-- PROVIDED PASSAGE --
━━━━

1ii. Private mortgage insurance (PMI) is usually required on _____ loans with loan-to-value ratios greater than_____ percent.

a.Home, 80 percent.

b.Home, 60 percent.

c.Income property, 75 percent.

d.Income property, 80 percent.

 

2i.Explain the potential tax advantage associated with home equity loans

 

2ii.The dominant loan type originated and kept by most depository institutions is the:

a.Fixed-payment fully amortized mortgage.

b.Adjustable rate mortgage.

c.Purchase-money mortgage.

d.FHA-insured mortgage.

 

3i.Distinguish between conforming and nonconforming residential mortgage loans and explain the importance of the difference.

 

3ii.Which of the following mortgage types has the most default risk, assuming the initial loan-to-value ratio, contract interest rate, and all other loan terms are identical?

a.Interest-only loans.

b.Fully amortizing loans.

c.Partially amortized loans.

d.There is no difference in the default risk of these loans.

 

4i.Discuss the role and importance of private mortgage insurance in the residential mortgage market.

 

4ii. A mortgage that is intended to enable older households to “liquify” the equity in their home is the:

a.Graduated payment mortgage (GPM).

b. Adjustable rate mortgage (ARM).

c.Purchase-money mortgage (PMM).

d.Reverse annuity mortgage (RAM).

 

5i. Explain the maturity imbalance problem faced by savings and loan associations that hold fixed-payment home mortgages as assets.

━━━━

-- MATERIAL SUPPLIED --
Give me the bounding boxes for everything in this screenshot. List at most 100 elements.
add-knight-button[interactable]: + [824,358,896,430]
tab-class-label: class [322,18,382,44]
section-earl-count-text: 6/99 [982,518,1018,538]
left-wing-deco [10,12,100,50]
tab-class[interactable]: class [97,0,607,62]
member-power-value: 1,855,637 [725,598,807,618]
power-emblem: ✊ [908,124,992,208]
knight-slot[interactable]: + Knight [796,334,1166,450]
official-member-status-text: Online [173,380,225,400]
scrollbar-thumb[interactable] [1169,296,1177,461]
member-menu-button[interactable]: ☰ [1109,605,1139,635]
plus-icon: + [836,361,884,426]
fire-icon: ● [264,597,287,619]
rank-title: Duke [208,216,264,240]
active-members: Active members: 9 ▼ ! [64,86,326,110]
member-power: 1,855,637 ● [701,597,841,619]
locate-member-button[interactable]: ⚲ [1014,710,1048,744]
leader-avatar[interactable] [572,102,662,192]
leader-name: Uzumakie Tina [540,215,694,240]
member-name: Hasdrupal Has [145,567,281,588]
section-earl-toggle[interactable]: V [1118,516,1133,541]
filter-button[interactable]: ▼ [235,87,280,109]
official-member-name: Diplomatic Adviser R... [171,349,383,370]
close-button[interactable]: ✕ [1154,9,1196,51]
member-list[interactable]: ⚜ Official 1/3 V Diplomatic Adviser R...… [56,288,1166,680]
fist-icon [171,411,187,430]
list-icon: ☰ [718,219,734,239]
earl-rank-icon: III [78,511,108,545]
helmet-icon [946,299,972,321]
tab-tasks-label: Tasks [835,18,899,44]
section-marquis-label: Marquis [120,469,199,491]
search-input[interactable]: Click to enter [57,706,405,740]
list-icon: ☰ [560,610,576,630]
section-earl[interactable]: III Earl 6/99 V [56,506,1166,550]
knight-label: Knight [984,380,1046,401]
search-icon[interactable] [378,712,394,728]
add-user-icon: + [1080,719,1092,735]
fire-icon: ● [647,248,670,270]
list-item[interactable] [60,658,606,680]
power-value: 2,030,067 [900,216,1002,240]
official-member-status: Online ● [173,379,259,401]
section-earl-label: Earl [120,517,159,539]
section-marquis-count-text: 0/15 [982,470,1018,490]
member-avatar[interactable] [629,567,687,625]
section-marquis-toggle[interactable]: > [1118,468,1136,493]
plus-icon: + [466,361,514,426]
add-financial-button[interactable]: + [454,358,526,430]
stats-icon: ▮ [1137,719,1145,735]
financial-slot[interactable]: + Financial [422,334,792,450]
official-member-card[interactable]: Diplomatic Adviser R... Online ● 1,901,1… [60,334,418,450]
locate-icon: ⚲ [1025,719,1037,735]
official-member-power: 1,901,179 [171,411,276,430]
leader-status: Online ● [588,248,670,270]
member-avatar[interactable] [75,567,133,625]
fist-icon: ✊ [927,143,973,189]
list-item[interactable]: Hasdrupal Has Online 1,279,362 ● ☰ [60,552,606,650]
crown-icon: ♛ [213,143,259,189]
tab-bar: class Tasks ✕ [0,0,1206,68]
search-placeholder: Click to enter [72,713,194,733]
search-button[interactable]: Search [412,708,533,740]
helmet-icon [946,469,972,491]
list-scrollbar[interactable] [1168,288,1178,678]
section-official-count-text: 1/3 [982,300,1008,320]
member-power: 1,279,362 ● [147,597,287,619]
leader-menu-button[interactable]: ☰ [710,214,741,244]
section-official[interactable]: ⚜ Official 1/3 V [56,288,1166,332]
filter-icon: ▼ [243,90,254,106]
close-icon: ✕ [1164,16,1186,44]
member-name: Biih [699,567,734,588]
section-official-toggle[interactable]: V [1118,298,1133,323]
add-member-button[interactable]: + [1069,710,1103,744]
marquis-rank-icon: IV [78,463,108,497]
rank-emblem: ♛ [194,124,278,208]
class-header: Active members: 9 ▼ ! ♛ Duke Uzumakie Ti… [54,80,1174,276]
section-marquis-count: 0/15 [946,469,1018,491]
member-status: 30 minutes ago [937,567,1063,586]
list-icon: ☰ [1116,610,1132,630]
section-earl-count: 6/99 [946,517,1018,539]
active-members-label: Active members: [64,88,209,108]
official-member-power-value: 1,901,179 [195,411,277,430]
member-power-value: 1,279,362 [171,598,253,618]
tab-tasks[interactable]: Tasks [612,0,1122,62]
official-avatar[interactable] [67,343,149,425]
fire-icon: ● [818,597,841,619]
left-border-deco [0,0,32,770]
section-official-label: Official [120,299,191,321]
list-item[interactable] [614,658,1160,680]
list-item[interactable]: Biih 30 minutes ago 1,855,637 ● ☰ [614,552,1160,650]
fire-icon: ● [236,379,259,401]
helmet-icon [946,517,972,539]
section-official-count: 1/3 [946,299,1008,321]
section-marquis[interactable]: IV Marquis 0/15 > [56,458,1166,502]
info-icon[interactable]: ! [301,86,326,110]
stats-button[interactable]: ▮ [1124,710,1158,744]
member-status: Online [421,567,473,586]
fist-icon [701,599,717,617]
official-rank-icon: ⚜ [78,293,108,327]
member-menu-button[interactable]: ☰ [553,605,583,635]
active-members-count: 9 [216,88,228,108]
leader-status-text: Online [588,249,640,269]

━━━━

-- DIRECTIONS --
(1) Using the mortgage quiz, decide whether each statement agrees with it, and give yes or no with the deciding words quoted: (a) Question 4ii includes a reverse annuity mortgage among its choices. (b) One choice for question 3ii says the loans do not differ in default risk. (c) Question 3i asks the reader to compare fixed-rate and adjustable-rate loans.
(2) Print everything in the mortgage quiz from "d.FHA-insured mortgage." down to "b.Fully amortizing loans.".
(3) List every answer choice that the mortgage quiz gives for question 4ii.

-- SOLUTION LIST --
(1)
(a) Yes: "Reverse annuity mortgage (RAM)."
(b) Yes: "There is no difference in the default risk of these loans."
(c) No: "Distinguish between conforming and nonconforming residential mortgage loans"

(2)
d.FHA-insured mortgage.

 

3i.Distinguish between conforming and nonconforming residential mortgage loans and explain the importance of the difference.

 

3ii.Which of the following mortgage types has the most default risk, assuming the initial loan-to-value ratio, contract interest rate, and all other loan terms are identical?

a.Interest-only loans.

b.Fully amortizing loans.

(3)
- Graduated payment mortgage (GPM)
- Adjustable rate mortgage (ARM)
- Purchase-money mortgage (PMM)
- Reverse annuity mortgage (RAM)